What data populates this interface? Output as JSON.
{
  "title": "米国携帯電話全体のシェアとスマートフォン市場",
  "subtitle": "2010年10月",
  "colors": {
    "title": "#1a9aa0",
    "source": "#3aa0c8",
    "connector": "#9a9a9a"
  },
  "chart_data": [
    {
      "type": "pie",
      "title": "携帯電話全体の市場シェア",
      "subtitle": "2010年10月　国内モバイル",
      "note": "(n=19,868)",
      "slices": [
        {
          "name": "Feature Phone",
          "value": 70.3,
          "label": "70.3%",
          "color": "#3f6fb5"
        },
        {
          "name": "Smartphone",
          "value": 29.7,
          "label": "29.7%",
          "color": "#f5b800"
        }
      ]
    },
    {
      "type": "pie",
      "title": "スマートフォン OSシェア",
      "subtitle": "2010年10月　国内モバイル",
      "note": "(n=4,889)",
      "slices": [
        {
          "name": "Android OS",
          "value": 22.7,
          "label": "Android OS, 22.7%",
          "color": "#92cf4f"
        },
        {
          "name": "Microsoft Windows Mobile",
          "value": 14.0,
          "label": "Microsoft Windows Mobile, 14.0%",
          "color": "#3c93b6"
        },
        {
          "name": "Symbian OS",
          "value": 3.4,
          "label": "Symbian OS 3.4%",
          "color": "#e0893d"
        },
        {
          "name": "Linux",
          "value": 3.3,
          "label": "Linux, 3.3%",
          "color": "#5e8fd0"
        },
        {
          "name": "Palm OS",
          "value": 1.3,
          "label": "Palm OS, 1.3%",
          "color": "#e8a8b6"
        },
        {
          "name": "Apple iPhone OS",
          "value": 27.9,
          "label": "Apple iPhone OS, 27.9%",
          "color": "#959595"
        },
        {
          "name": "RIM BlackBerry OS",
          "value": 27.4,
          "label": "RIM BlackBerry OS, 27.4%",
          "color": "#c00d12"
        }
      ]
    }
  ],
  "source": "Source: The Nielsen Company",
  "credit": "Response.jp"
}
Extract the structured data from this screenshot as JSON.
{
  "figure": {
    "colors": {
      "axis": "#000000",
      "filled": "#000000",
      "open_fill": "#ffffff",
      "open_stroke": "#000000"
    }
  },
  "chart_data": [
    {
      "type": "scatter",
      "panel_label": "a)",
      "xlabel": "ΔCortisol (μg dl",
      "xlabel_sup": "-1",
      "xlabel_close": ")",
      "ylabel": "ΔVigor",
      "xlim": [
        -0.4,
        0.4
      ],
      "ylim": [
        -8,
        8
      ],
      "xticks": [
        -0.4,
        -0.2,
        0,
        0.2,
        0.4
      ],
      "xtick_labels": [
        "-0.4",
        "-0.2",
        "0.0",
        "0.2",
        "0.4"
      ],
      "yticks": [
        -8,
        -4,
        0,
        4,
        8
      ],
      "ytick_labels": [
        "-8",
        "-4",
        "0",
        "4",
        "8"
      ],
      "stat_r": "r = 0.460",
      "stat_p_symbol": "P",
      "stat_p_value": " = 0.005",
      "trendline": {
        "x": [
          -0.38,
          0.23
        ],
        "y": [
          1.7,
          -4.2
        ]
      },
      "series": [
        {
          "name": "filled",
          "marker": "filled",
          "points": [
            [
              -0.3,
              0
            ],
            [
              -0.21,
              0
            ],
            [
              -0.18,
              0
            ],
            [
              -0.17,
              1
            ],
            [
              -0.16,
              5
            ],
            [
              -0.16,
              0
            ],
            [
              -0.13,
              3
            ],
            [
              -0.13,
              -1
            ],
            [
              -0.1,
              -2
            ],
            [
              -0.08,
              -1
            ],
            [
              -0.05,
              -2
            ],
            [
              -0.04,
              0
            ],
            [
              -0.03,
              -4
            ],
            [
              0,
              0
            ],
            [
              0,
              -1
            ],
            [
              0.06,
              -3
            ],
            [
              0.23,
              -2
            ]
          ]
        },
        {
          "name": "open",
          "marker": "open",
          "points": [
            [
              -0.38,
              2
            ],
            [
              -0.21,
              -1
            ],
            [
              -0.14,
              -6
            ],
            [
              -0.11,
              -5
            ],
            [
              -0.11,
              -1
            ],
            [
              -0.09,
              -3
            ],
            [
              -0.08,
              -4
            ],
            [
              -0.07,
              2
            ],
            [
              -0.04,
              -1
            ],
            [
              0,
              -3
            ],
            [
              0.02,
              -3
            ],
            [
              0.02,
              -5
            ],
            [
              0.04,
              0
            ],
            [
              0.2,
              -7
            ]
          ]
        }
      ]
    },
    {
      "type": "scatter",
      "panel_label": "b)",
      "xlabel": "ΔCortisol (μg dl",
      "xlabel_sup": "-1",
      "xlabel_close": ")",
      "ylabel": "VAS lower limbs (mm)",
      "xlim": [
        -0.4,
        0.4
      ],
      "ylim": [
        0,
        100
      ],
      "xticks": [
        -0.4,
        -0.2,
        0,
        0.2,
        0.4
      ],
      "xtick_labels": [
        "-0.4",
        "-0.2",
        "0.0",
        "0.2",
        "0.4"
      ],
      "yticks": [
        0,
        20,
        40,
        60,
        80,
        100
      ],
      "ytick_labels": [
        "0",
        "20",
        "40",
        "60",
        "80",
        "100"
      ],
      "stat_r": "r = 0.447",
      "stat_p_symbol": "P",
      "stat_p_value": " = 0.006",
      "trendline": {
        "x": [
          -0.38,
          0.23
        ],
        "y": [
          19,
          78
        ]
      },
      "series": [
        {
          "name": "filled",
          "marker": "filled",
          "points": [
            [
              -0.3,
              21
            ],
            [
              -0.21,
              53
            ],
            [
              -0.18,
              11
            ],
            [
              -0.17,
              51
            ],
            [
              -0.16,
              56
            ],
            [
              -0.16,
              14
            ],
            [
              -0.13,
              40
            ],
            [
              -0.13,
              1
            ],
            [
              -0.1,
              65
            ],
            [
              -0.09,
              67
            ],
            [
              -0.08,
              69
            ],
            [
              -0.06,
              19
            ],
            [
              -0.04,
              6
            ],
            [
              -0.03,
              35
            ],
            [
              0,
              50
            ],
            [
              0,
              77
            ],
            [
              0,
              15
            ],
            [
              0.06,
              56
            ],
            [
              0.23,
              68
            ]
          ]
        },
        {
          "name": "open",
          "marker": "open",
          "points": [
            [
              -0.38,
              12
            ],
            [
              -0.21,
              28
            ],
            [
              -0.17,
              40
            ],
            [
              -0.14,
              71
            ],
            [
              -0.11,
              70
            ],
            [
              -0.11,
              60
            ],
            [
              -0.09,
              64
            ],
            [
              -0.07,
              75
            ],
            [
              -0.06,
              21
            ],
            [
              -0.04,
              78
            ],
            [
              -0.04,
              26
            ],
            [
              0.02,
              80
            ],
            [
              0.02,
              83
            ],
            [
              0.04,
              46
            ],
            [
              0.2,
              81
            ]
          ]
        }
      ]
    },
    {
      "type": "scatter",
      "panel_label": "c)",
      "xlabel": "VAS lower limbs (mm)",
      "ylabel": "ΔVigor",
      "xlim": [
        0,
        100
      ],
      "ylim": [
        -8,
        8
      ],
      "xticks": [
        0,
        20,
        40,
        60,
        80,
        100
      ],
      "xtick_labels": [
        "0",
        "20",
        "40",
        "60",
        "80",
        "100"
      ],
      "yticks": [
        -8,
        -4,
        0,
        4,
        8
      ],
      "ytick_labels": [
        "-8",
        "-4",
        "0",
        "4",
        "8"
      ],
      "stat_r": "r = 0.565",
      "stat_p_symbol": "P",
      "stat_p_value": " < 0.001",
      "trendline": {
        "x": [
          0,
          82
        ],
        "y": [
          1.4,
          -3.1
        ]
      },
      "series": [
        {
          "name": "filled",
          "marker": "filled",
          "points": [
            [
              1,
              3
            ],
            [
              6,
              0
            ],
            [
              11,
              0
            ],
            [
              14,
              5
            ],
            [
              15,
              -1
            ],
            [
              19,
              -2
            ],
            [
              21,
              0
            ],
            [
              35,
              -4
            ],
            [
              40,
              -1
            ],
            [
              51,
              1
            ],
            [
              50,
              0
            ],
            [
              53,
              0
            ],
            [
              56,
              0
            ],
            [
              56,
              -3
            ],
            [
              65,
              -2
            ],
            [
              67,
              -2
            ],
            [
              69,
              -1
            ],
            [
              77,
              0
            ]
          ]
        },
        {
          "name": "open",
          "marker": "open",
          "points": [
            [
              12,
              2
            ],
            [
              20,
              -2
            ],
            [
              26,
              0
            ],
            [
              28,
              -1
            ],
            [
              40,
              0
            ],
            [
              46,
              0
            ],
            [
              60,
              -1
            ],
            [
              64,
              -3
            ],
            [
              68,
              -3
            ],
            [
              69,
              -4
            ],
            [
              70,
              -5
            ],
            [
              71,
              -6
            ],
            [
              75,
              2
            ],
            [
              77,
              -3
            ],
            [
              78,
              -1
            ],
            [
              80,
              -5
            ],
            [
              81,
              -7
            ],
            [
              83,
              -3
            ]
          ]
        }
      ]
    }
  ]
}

★ ★ ★ ★ ★ ★ ★

Gather all lines of the records that include the word "Windows".

          "name": "Microsoft Windows Mobile",
          "label": "Microsoft Windows Mobile, 14.0%",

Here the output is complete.